DO THIS:
Copy all lines holding the word "மகனர" from the entries.
##### PROVIDED RECORDS #####
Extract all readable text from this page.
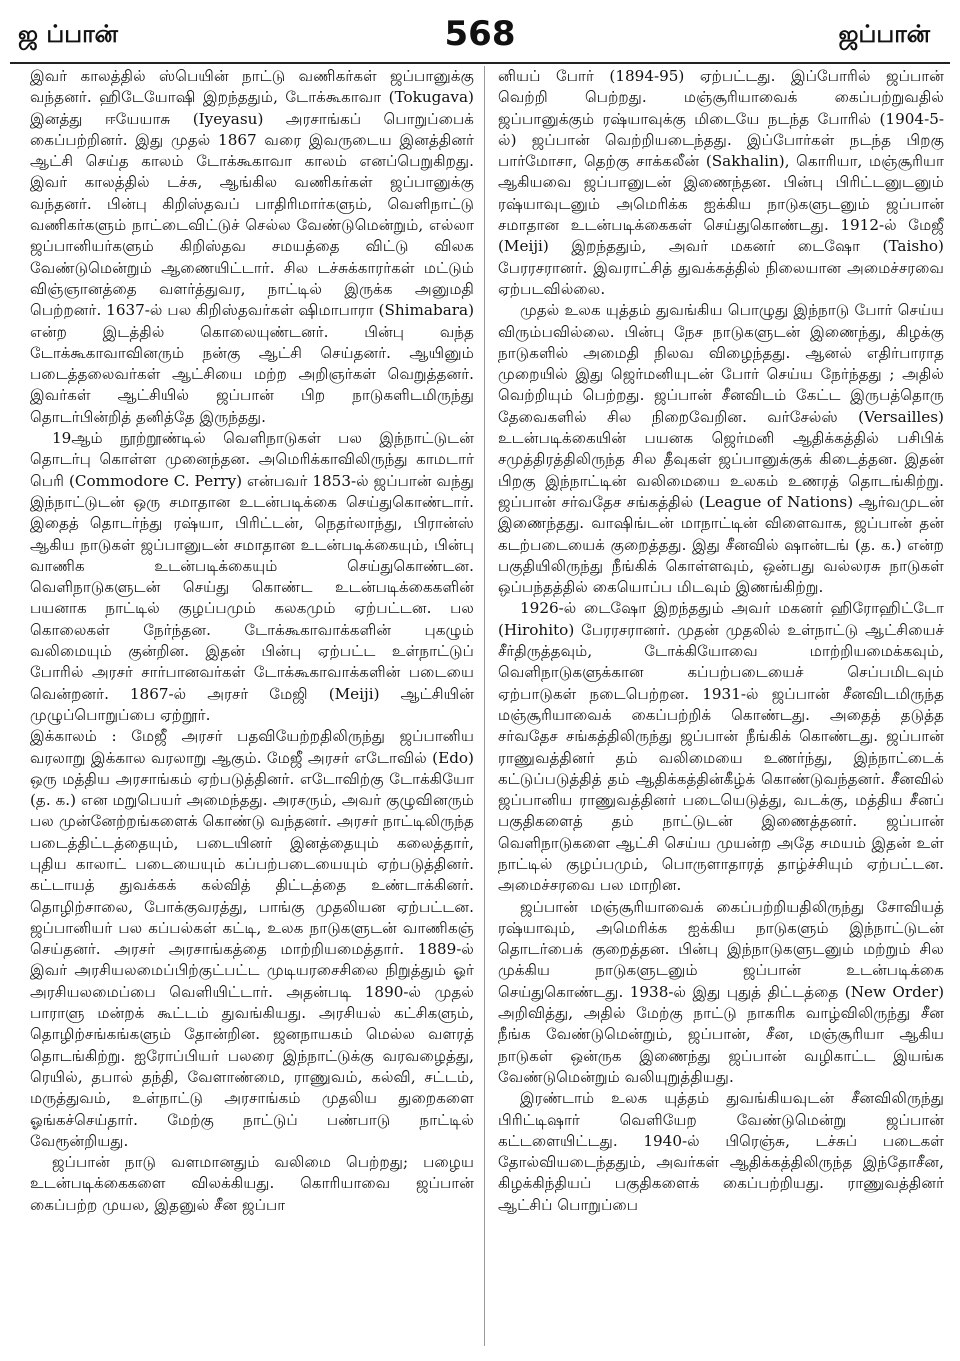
ஜ ப்பான்	568	ஜப்பான்

இவர் காலத்தில் ஸ்பெயின் நாட்டு வணிகர்கள் ஜப்பானுக்கு வந்தனர். ஹிடேயோஷி இறந்ததும், டோக்கூகாவா (Tokugava) இனத்து ஈயேயாசு (Iyeyasu) அரசாங்கப் பொறுப்பைக் கைப்பற்றினர். இது முதல் 1867 வரை இவருடைய இனத்தினர் ஆட்சி செய்த காலம் டோக்கூகாவா காலம் எனப்பெறுகிறது. இவர் காலத்தில் டச்சு, ஆங்கில வணிகர்கள் ஜப்பானுக்கு வந்தனர். பின்பு கிறிஸ்தவப் பாதிரிமார்களும், வெளிநாட்டு வணிகர்களும் நாட்டைவிட்டுச் செல்ல வேண்டுமென்றும், எல்லா ஜப்பானியர்களும் கிறிஸ்தவ சமயத்தை விட்டு விலக வேண்டுமென்றும் ஆணையிட்டார். சில டச்சுக்காரர்கள் மட்டும் விஞ்ஞானத்தை வளர்த்துவர, நாட்டில் இருக்க அனுமதி பெற்றனர். 1637-ல் பல கிறிஸ்தவர்கள் ஷிமாபாரா (Shimabara) என்ற இடத்தில் கொலையுண்டனர். பின்பு வந்த டோக்கூகாவாவினரும் நன்கு ஆட்சி செய்தனர். ஆயினும் படைத்தலைவர்கள் ஆட்சியை மற்ற அறிஞர்கள் வெறுத்தனர். இவர்கள் ஆட்சியில் ஜப்பான் பிற நாடுகளிடமிருந்து தொடர்பின்றித் தனித்தே இருந்தது.

19ஆம் நூற்றூண்டில் வெளிநாடுகள் பல இந்நாட்டுடன் தொடர்பு கொள்ள முனைந்தன. அமெரிக்காவிலிருந்து காமடார் பெரி (Commodore C. Perry) என்பவர் 1853-ல் ஜப்பான் வந்து இந்நாட்டுடன் ஒரு சமாதான உடன்படிக்கை செய்துகொண்டார். இதைத் தொடர்ந்து ரஷ்யா, பிரிட்டன், நெதர்லாந்து, பிரான்ஸ் ஆகிய நாடுகள் ஜப்பானுடன் சமாதான உடன்படிக்கையும், பின்பு வாணிக உடன்படிக்கையும் செய்துகொண்டன. வெளிநாடுகளுடன் செய்து கொண்ட உடன்படிக்கைகளின் பயனாக நாட்டில் குழப்பமும் கலகமும் ஏற்பட்டன. பல கொலைகள் நேர்ந்தன. டோக்கூகாவாக்களின் புகழும் வலிமையும் குன்றின. இதன் பின்பு ஏற்பட்ட உள்நாட்டுப் போரில் அரசர் சார்பானவர்கள் டோக்கூகாவாக்களின் படையை வென்றனர். 1867-ல் அரசர் மேஜி (Meiji) ஆட்சியின் முழுப்பொறுப்பை ஏற்றூர்.

இக்காலம் : மேஜீ அரசர் பதவியேற்றதிலிருந்து ஜப்பானிய வரலாறு இக்கால வரலாறு ஆகும். மேஜீ அரசர் எடோவில் (Edo) ஒரு மத்திய அரசாங்கம் ஏற்படுத்தினர். எடோவிற்கு டோக்கியோ (த. க.) என மறுபெயர் அமைந்தது. அரசரும், அவர் குழுவினரும் பல முன்னேற்றங்களைக் கொண்டு வந்தனர். அரசர் நாட்டிலிருந்த படைத்திட்டத்தையும், படையினர் இனத்தையும் கலைத்தார், புதிய காலாட் படையையும் கப்பற்படையையும் ஏற்படுத்தினர். கட்டாயத் துவக்கக் கல்வித் திட்டத்தை உண்டாக்கினர். தொழிற்சாலை, போக்குவரத்து, பாங்கு முதலியன ஏற்பட்டன. ஜப்பானியர் பல கப்பல்கள் கட்டி, உலக நாடுகளுடன் வாணிகஞ் செய்தனர். அரசர் அரசாங்கத்தை மாற்றியமைத்தார். 1889-ல் இவர் அரசியலமைப்பிற்குட்பட்ட முடியரசைசிலை நிறுத்தும் ஓர் அரசியலமைப்பை வெளியிட்டார். அதன்படி 1890-ல் முதல் பாராளு மன்றக் கூட்டம் துவங்கியது. அரசியல் கட்சிகளும், தொழிற்சங்கங்களும் தோன்றின. ஜனநாயகம் மெல்ல வளரத் தொடங்கிற்று. ஐரோப்பியர் பலரை இந்நாட்டுக்கு வரவழைத்து, ரெயில், தபால் தந்தி, வேளாண்மை, ராணுவம், கல்வி, சட்டம், மருத்துவம், உள்நாட்டு அரசாங்கம் முதலிய துறைகளை ஓங்கச்செய்தார். மேற்கு நாட்டுப் பண்பாடு நாட்டில் வேரூன்றியது.

ஜப்பான் நாடு வளமானதும் வலிமை பெற்றது; பழைய உடன்படிக்கைகளை விலக்கியது. கொரியாவை ஜப்பான் கைப்பற்ற முயல, இதனுல் சீன ஜப்பா

னியப் போர் (1894-95) ஏற்பட்டது. இப்போரில் ஜப்பான் வெற்றி பெற்றது. மஞ்சூரியாவைக் கைப்பற்றுவதில் ஜப்பானுக்கும் ரஷ்யாவுக்கு மிடையே நடந்த போரில் (1904-5-ல்) ஜப்பான் வெற்றியடைந்தது. இப்போர்கள் நடந்த பிறகு பார்மோசா, தெற்கு சாக்கலீன் (Sakhalin), கொரியா, மஞ்சூரியா ஆகியவை ஜப்பானுடன் இணைந்தன. பின்பு பிரிட்டனுடனும் ரஷ்யாவுடனும் அமெரிக்க ஐக்கிய நாடுகளுடனும் ஜப்பான் சமாதான உடன்படிக்கைகள் செய்துகொண்டது. 1912-ல் மேஜீ (Meiji) இறந்ததும், அவர் மகனர் டைஷோ (Taisho) பேரரசரானர். இவராட்சித் துவக்கத்தில் நிலையான அமைச்சரவை ஏற்படவில்லை.

முதல் உலக யுத்தம் துவங்கிய பொழுது இந்நாடு போர் செய்ய விரும்பவில்லை. பின்பு நேச நாடுகளுடன் இணைந்து, கிழக்கு நாடுகளில் அமைதி நிலவ விழைந்தது. ஆனல் எதிர்பாராத முறையில் இது ஜெர்மனியுடன் போர் செய்ய நேர்ந்தது ; அதில் வெற்றியும் பெற்றது. ஜப்பான் சீனவிடம் கேட்ட இருபத்தொரு தேவைகளில் சில நிறைவேறின. வர்சேல்ஸ் (Versailles) உடன்படிக்கையின் பயனக ஜெர்மனி ஆதிக்கத்தில் பசிபிக் சமுத்திரத்திலிருந்த சில தீவுகள் ஜப்பானுக்குக் கிடைத்தன. இதன் பிறகு இந்நாட்டின் வலிமையை உலகம் உணரத் தொடங்கிற்று. ஜப்பான் சர்வதேச சங்கத்தில் (League of Nations) ஆர்வமுடன் இணைந்தது. வாஷிங்டன் மாநாட்டின் விளைவாக, ஜப்பான் தன் கடற்படையைக் குறைத்தது. இது சீனவில் ஷான்டங் (த. க.) என்ற பகுதியிலிருந்து நீங்கிக் கொள்ளவும், ஒன்பது வல்லரசு நாடுகள் ஒப்பந்தத்தில் கையொப்ப மிடவும் இணங்கிற்று.

1926-ல் டைஷோ இறந்ததும் அவர் மகனர் ஹிரோஹிட்டோ (Hirohito) பேரரசரானர். முதன் முதலில் உள்நாட்டு ஆட்சியைச் சீர்திருத்தவும், டோக்கியோவை மாற்றியமைக்கவும், வெளிநாடுகளுக்கான கப்பற்படையைச் செப்பமிடவும் ஏற்பாடுகள் நடைபெற்றன. 1931-ல் ஜப்பான் சீனவிடமிருந்த மஞ்சூரியாவைக் கைப்பற்றிக் கொண்டது. அதைத் தடுத்த சர்வதேச சங்கத்திலிருந்து ஜப்பான் நீங்கிக் கொண்டது. ஜப்பான் ராணுவத்தினர் தம் வலிமையை உணர்ந்து, இந்நாட்டைக் கட்டுப்படுத்தித் தம் ஆதிக்கத்தின்கீழ்க் கொண்டுவந்தனர். சீனவில் ஜப்பானிய ராணுவத்தினர் படையெடுத்து, வடக்கு, மத்திய சீனப் பகுதிகளைத் தம் நாட்டுடன் இணைத்தனர். ஜப்பான் வெளிநாடுகளை ஆட்சி செய்ய முயன்ற அதே சமயம் இதன் உள் நாட்டில் குழப்பமும், பொருளாதாரத் தாழ்ச்சியும் ஏற்பட்டன. அமைச்சரவை பல மாறின.

ஜப்பான் மஞ்சூரியாவைக் கைப்பற்றியதிலிருந்து சோவியத் ரஷ்யாவும், அமெரிக்க ஐக்கிய நாடுகளும் இந்நாட்டுடன் தொடர்பைக் குறைத்தன. பின்பு இந்நாடுகளுடனும் மற்றும் சில முக்கிய நாடுகளுடனும் ஜப்பான் உடன்படிக்கை செய்துகொண்டது. 1938-ல் இது புதுத் திட்டத்தை (New Order) அறிவித்து, அதில் மேற்கு நாட்டு நாகரிக வாழ்விலிருந்து சீன நீங்க வேண்டுமென்றும், ஜப்பான், சீன, மஞ்சூரியா ஆகிய நாடுகள் ஒன்ருக இணைந்து ஜப்பான் வழிகாட்ட இயங்க வேண்டுமென்றும் வலியுறுத்தியது.

இரண்டாம் உலக யுத்தம் துவங்கியவுடன் சீனவிலிருந்து பிரிட்டிஷார் வெளியேற வேண்டுமென்று ஜப்பான் கட்டளையிட்டது. 1940-ல் பிரெஞ்சு, டச்சுப் படைகள் தோல்வியடைந்ததும், அவர்கள் ஆதிக்கத்திலிருந்த இந்தோசீன, கிழக்கிந்தியப் பகுதிகளைக் கைப்பற்றியது. ராணுவத்தினர் ஆட்சிப் பொறுப்பை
#####
COMPLETE ANSWER:
னியப் போர் (1894-95) ஏற்பட்டது. இப்போரில் ஜப்பான் வெற்றி பெற்றது. மஞ்சூரியாவைக் கைப்பற்றுவதில் ஜப்பானுக்கும் ரஷ்யாவுக்கு மிடையே நடந்த போரில் (1904-5-ல்) ஜப்பான் வெற்றியடைந்தது. இப்போர்கள் நடந்த பிறகு பார்மோசா, தெற்கு சாக்கலீன் (Sakhalin), கொரியா, மஞ்சூரியா ஆகியவை ஜப்பானுடன் இணைந்தன. பின்பு பிரிட்டனுடனும் ரஷ்யாவுடனும் அமெரிக்க ஐக்கிய நாடுகளுடனும் ஜப்பான் சமாதான உடன்படிக்கைகள் செய்துகொண்டது. 1912-ல் மேஜீ (Meiji) இறந்ததும், அவர் மகனர் டைஷோ (Taisho) பேரரசரானர். இவராட்சித் துவக்கத்தில் நிலையான அமைச்சரவை ஏற்படவில்லை.
1926-ல் டைஷோ இறந்ததும் அவர் மகனர் ஹிரோஹிட்டோ (Hirohito) பேரரசரானர். முதன் முதலில் உள்நாட்டு ஆட்சியைச் சீர்திருத்தவும், டோக்கியோவை மாற்றியமைக்கவும், வெளிநாடுகளுக்கான கப்பற்படையைச் செப்பமிடவும் ஏற்பாடுகள் நடைபெற்றன. 1931-ல் ஜப்பான் சீனவிடமிருந்த மஞ்சூரியாவைக் கைப்பற்றிக் கொண்டது. அதைத் தடுத்த சர்வதேச சங்கத்திலிருந்து ஜப்பான் நீங்கிக் கொண்டது. ஜப்பான் ராணுவத்தினர் தம் வலிமையை உணர்ந்து, இந்நாட்டைக் கட்டுப்படுத்தித் தம் ஆதிக்கத்தின்கீழ்க் கொண்டுவந்தனர். சீனவில் ஜப்பானிய ராணுவத்தினர் படையெடுத்து, வடக்கு, மத்திய சீனப் பகுதிகளைத் தம் நாட்டுடன் இணைத்தனர். ஜப்பான் வெளிநாடுகளை ஆட்சி செய்ய முயன்ற அதே சமயம் இதன் உள் நாட்டில் குழப்பமும், பொருளாதாரத் தாழ்ச்சியும் ஏற்பட்டன. அமைச்சரவை பல மாறின.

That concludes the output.